> DIRECTIVE
Every line from the one with "Output the text content of this document." to the end of the data needs to be copied exactly, and no line before it.

> SUPPLIED RECORDS
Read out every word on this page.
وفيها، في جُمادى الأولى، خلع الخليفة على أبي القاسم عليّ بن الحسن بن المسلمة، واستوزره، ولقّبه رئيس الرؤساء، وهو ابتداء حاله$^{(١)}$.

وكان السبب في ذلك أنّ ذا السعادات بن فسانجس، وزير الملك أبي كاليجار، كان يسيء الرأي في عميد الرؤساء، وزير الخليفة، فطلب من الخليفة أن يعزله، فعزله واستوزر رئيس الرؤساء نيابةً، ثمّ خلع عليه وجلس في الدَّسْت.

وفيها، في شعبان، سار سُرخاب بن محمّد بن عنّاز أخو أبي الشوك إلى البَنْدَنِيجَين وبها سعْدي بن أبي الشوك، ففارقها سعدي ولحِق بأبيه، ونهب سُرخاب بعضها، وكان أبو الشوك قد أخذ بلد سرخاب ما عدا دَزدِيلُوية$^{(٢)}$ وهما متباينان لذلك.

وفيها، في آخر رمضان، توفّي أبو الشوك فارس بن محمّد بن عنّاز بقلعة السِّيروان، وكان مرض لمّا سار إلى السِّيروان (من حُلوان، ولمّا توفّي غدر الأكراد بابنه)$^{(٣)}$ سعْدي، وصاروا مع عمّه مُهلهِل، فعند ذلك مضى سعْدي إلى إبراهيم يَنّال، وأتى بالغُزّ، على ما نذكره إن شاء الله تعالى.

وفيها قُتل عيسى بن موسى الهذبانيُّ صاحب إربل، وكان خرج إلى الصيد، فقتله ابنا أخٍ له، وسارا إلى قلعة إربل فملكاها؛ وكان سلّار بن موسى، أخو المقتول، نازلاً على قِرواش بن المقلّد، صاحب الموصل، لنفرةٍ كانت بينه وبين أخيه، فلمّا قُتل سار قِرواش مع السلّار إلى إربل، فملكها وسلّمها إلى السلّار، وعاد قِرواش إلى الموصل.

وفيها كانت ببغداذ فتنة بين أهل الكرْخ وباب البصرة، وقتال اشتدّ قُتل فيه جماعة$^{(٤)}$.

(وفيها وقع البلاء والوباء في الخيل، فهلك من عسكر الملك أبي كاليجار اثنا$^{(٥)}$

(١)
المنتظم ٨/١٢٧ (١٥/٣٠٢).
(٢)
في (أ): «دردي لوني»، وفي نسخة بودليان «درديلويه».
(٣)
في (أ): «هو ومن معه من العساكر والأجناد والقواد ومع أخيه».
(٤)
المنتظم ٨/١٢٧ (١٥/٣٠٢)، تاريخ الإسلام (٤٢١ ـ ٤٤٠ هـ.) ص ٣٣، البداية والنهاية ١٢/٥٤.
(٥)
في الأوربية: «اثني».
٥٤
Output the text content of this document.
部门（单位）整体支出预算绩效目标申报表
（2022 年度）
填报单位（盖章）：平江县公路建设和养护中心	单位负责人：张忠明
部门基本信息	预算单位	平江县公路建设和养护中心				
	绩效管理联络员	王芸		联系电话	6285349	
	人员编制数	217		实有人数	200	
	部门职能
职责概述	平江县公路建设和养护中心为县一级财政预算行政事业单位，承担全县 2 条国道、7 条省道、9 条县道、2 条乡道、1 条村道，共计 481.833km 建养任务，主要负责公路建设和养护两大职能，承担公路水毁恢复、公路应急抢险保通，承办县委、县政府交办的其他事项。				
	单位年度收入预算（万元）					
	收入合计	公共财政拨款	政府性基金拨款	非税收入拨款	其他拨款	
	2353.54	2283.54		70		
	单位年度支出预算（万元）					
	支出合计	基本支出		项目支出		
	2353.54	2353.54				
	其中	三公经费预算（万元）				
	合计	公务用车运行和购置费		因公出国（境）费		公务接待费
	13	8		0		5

> IN RESPONSE
Output the text content of this document.
部门（单位）整体支出预算绩效目标申报表
（2022 年度）
填报单位（盖章）：平江县公路建设和养护中心	单位负责人：张忠明
部门基本信息	预算单位	平江县公路建设和养护中心				
	绩效管理联络员	王芸		联系电话	6285349	
	人员编制数	217		实有人数	200	
	部门职能
职责概述	平江县公路建设和养护中心为县一级财政预算行政事业单位，承担全县 2 条国道、7 条省道、9 条县道、2 条乡道、1 条村道，共计 481.833km 建养任务，主要负责公路建设和养护两大职能，承担公路水毁恢复、公路应急抢险保通，承办县委、县政府交办的其他事项。				
	单位年度收入预算（万元）					
	收入合计	公共财政拨款	政府性基金拨款	非税收入拨款	其他拨款	
	2353.54	2283.54		70		
	单位年度支出预算（万元）					
	支出合计	基本支出		项目支出		
	2353.54	2353.54				
	其中	三公经费预算（万元）				
	合计	公务用车运行和购置费		因公出国（境）费		公务接待费
	13	8		0		5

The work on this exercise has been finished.